→ **GIVEN EXERCISE**
Leave out the pictures and copy the remaining records exactly.

━━━ PROVIDED DATA ━━━

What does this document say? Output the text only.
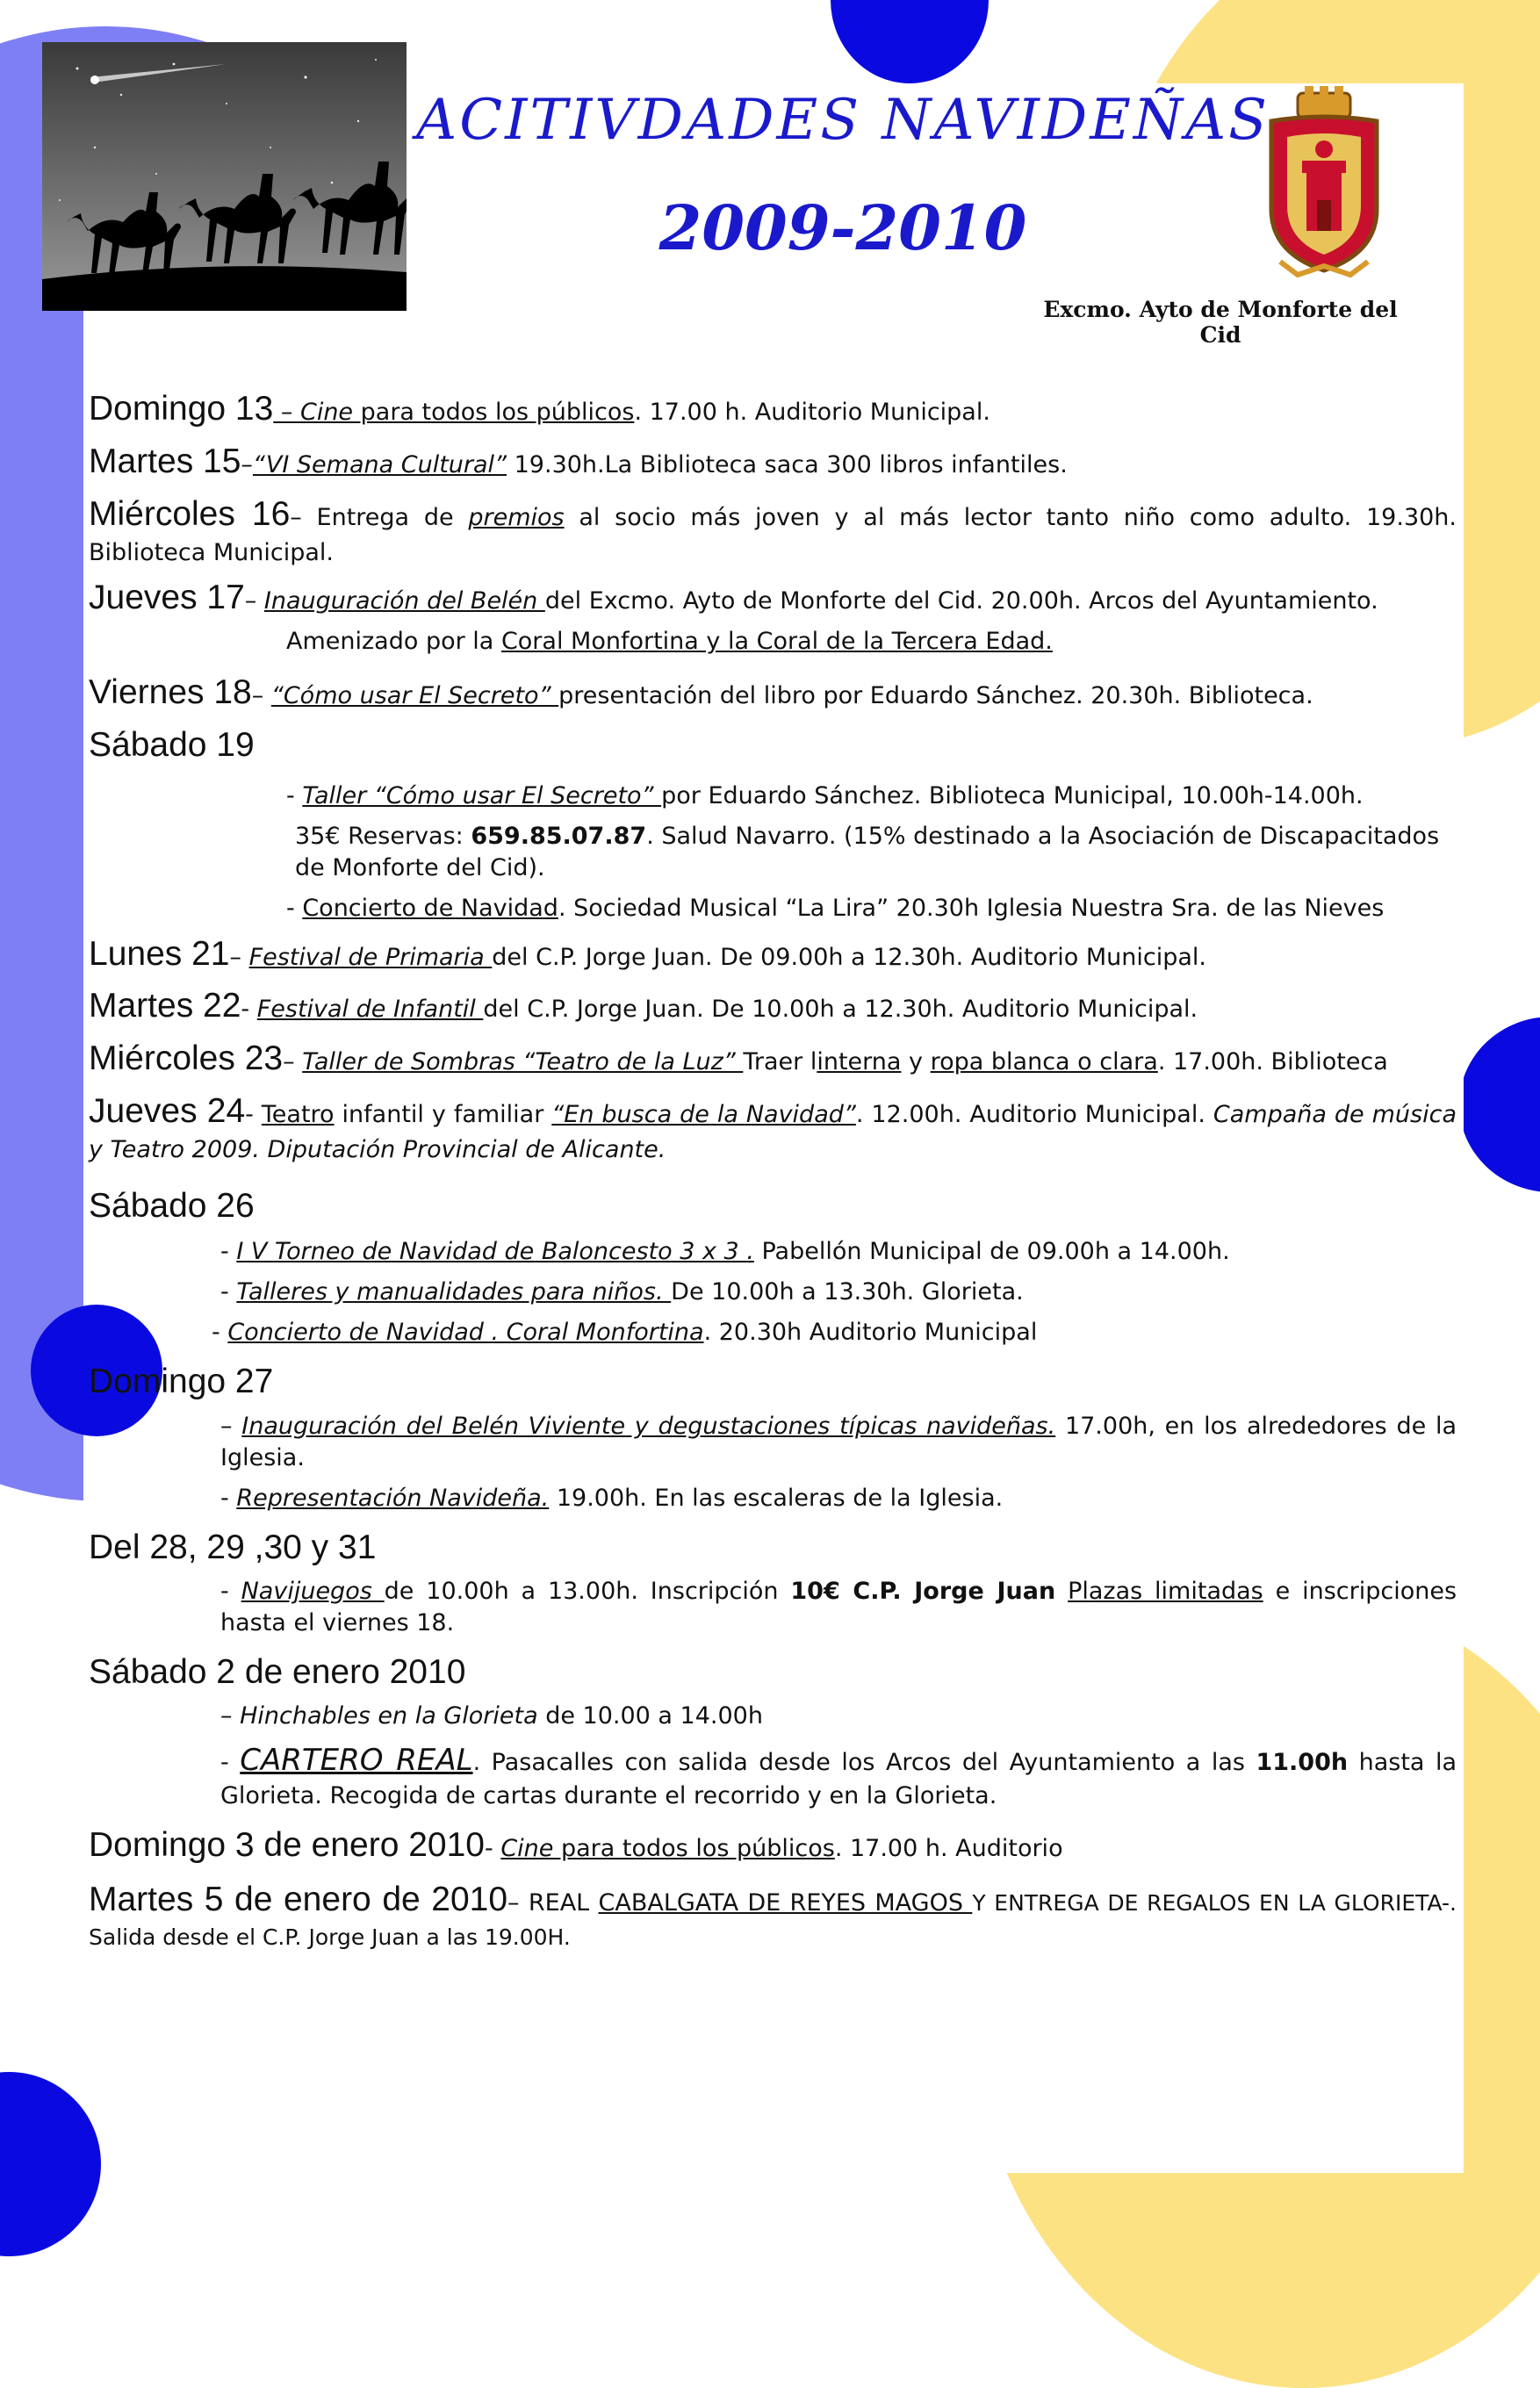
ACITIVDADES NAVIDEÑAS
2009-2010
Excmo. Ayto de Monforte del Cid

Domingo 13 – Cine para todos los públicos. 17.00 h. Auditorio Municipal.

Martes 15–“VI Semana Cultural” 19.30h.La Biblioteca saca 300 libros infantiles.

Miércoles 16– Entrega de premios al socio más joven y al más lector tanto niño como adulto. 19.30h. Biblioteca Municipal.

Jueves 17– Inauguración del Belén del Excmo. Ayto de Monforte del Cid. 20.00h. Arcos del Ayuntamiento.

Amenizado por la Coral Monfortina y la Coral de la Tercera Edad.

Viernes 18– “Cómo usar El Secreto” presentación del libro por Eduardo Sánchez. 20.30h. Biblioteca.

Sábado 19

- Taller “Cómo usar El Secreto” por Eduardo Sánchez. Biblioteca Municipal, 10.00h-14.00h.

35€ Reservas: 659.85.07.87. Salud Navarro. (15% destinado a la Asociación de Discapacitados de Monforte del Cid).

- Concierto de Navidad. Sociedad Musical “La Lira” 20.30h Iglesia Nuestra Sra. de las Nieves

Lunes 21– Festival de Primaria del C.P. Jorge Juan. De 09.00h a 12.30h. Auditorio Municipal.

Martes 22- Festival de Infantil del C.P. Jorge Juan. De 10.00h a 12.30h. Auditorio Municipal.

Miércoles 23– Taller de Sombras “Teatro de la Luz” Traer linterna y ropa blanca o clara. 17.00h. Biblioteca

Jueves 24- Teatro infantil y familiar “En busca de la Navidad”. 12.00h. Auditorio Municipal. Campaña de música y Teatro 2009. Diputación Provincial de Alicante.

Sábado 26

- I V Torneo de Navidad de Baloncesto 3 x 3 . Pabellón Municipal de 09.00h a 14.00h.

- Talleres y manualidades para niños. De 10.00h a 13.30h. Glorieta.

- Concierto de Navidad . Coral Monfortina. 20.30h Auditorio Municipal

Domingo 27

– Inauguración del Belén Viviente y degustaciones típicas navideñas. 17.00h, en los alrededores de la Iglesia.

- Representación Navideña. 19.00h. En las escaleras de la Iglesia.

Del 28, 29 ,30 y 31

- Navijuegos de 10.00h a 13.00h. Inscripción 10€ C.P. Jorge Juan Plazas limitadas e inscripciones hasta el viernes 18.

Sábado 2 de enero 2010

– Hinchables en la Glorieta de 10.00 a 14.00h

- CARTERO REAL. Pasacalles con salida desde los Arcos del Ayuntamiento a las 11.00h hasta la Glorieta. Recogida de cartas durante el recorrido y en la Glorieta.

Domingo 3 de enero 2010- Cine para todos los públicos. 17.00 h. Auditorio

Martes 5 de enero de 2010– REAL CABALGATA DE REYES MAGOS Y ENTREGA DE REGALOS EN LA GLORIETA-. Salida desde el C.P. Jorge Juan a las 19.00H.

━━━

→ **EXPECTED ANSWER**
What does this document say? Output the text only.
ACITIVDADES NAVIDEÑAS
2009-2010
Excmo. Ayto de Monforte del Cid

Domingo 13 – Cine para todos los públicos. 17.00 h. Auditorio Municipal.

Martes 15–“VI Semana Cultural” 19.30h.La Biblioteca saca 300 libros infantiles.

Miércoles 16– Entrega de premios al socio más joven y al más lector tanto niño como adulto. 19.30h. Biblioteca Municipal.

Jueves 17– Inauguración del Belén del Excmo. Ayto de Monforte del Cid. 20.00h. Arcos del Ayuntamiento.

Amenizado por la Coral Monfortina y la Coral de la Tercera Edad.

Viernes 18– “Cómo usar El Secreto” presentación del libro por Eduardo Sánchez. 20.30h. Biblioteca.

Sábado 19

- Taller “Cómo usar El Secreto” por Eduardo Sánchez. Biblioteca Municipal, 10.00h-14.00h.

35€ Reservas: 659.85.07.87. Salud Navarro. (15% destinado a la Asociación de Discapacitados de Monforte del Cid).

- Concierto de Navidad. Sociedad Musical “La Lira” 20.30h Iglesia Nuestra Sra. de las Nieves

Lunes 21– Festival de Primaria del C.P. Jorge Juan. De 09.00h a 12.30h. Auditorio Municipal.

Martes 22- Festival de Infantil del C.P. Jorge Juan. De 10.00h a 12.30h. Auditorio Municipal.

Miércoles 23– Taller de Sombras “Teatro de la Luz” Traer linterna y ropa blanca o clara. 17.00h. Biblioteca

Jueves 24- Teatro infantil y familiar “En busca de la Navidad”. 12.00h. Auditorio Municipal. Campaña de música y Teatro 2009. Diputación Provincial de Alicante.

Sábado 26

- I V Torneo de Navidad de Baloncesto 3 x 3 . Pabellón Municipal de 09.00h a 14.00h.

- Talleres y manualidades para niños. De 10.00h a 13.30h. Glorieta.

- Concierto de Navidad . Coral Monfortina. 20.30h Auditorio Municipal

Domingo 27

– Inauguración del Belén Viviente y degustaciones típicas navideñas. 17.00h, en los alrededores de la Iglesia.

- Representación Navideña. 19.00h. En las escaleras de la Iglesia.

Del 28, 29 ,30 y 31

- Navijuegos de 10.00h a 13.00h. Inscripción 10€ C.P. Jorge Juan Plazas limitadas e inscripciones hasta el viernes 18.

Sábado 2 de enero 2010

– Hinchables en la Glorieta de 10.00 a 14.00h

- CARTERO REAL. Pasacalles con salida desde los Arcos del Ayuntamiento a las 11.00h hasta la Glorieta. Recogida de cartas durante el recorrido y en la Glorieta.

Domingo 3 de enero 2010- Cine para todos los públicos. 17.00 h. Auditorio

Martes 5 de enero de 2010– REAL CABALGATA DE REYES MAGOS Y ENTREGA DE REGALOS EN LA GLORIETA-. Salida desde el C.P. Jorge Juan a las 19.00H.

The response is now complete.